AVAILABLE DATA:
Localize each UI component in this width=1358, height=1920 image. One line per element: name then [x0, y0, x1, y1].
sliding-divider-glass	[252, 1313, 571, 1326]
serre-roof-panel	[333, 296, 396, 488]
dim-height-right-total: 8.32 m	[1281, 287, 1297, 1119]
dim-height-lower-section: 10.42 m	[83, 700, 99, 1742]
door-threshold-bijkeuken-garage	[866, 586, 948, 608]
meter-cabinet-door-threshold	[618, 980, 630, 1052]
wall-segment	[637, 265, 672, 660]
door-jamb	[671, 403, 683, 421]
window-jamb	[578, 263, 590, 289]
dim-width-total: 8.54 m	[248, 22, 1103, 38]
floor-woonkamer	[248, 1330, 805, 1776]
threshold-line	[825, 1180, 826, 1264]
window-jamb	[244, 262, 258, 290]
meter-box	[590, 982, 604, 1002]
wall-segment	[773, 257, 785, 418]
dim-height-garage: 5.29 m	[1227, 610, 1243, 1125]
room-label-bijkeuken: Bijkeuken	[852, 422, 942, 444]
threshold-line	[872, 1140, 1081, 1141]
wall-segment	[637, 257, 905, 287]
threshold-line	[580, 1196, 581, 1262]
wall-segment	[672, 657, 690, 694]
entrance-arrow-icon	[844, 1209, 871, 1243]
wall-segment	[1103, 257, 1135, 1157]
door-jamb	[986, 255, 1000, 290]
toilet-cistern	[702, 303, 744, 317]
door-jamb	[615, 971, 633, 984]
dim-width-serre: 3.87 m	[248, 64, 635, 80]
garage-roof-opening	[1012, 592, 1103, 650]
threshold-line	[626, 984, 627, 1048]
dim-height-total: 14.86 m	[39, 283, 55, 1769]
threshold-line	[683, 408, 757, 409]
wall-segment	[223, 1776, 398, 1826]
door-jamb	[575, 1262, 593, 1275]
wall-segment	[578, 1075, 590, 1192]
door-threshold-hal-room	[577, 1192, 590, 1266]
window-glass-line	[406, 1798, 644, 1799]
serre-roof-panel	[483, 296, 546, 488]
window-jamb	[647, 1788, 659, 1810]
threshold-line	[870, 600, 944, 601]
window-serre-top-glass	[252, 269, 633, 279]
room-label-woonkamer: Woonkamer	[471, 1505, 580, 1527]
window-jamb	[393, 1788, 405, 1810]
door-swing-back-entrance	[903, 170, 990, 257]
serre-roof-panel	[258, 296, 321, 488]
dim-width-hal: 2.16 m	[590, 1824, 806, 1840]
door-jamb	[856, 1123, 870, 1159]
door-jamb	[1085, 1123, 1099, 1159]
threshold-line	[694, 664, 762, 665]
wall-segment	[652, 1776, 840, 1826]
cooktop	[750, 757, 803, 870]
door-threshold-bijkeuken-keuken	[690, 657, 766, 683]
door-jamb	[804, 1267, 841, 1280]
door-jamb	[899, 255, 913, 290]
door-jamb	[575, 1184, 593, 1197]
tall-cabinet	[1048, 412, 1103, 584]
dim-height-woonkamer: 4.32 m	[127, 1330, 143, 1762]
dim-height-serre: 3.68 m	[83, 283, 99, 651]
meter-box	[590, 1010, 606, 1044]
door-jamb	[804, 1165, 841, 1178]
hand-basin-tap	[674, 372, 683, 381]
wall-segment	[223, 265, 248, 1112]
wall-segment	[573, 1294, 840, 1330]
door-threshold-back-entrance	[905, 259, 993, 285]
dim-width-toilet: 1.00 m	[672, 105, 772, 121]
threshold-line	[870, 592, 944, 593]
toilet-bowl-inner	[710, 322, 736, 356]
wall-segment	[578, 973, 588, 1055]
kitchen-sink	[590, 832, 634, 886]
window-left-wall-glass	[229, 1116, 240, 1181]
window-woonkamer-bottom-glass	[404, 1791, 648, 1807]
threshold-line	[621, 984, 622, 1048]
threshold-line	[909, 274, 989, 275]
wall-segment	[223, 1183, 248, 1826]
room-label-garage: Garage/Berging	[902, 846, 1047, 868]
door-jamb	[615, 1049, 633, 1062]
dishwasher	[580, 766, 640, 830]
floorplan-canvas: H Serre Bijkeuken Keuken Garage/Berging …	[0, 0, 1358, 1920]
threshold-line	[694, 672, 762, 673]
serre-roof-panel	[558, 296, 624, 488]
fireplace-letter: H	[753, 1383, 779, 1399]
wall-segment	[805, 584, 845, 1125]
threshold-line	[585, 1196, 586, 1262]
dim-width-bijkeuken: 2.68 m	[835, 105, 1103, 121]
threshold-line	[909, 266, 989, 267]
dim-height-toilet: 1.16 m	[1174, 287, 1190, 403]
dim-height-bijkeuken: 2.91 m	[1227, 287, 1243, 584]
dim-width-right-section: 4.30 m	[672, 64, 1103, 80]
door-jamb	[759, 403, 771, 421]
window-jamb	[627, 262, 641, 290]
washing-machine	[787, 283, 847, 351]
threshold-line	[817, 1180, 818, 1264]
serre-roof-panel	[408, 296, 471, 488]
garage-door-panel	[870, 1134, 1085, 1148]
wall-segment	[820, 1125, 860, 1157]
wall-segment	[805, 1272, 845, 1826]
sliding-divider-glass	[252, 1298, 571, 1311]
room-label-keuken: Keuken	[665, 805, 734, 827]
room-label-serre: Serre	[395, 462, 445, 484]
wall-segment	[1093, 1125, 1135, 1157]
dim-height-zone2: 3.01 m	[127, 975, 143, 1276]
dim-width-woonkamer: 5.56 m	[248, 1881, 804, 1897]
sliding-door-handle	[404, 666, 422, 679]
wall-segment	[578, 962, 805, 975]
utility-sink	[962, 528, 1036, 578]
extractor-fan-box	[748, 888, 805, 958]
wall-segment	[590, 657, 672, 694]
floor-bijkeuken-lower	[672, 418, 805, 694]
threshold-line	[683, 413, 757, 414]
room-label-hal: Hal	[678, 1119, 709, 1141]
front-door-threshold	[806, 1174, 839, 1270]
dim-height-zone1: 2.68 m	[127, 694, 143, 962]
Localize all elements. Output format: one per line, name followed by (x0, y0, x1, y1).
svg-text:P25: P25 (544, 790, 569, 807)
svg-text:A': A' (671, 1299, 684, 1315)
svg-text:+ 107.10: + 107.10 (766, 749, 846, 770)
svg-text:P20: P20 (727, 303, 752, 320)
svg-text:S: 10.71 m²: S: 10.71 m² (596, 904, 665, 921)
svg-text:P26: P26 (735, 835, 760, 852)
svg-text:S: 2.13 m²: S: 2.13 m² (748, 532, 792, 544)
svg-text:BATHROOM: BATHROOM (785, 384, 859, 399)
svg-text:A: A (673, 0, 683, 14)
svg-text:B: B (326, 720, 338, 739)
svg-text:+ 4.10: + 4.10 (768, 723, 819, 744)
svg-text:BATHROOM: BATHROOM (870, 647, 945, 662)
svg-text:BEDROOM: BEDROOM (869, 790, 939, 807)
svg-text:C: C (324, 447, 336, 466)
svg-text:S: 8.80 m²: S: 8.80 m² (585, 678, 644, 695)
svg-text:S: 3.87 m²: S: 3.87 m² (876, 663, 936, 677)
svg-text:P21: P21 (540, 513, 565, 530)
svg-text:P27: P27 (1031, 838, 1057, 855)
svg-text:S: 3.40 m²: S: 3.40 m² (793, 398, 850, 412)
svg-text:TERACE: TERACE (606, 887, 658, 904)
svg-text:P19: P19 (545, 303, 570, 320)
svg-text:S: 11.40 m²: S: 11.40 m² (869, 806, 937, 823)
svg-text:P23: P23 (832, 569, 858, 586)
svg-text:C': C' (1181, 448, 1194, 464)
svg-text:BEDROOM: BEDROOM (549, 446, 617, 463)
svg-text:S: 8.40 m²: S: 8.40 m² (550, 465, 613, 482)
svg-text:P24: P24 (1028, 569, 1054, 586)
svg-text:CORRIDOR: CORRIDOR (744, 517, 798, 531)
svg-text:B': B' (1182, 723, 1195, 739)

DESCRIPTION OF THE TASK: Render the lines from the first line above through the line that contains "980, 630, 1052]" as a Markdown table with two columns, Row and Line. Number each row and leave out any blank lines.

WRITTEN SOLUTION:
| Row | Line |
|---|---|
| 1 | Localize each UI component in this width=1358, height=1920 image. One line per element: name then [x0, y0, x1, y1]. |
| 2 | sliding-divider-glass	[252, 1313, 571, 1326] |
| 3 | serre-roof-panel	[333, 296, 396, 488] |
| 4 | dim-height-right-total: 8.32 m	[1281, 287, 1297, 1119] |
| 5 | dim-height-lower-section: 10.42 m	[83, 700, 99, 1742] |
| 6 | door-threshold-bijkeuken-garage	[866, 586, 948, 608] |
| 7 | meter-cabinet-door-threshold	[618, 980, 630, 1052] |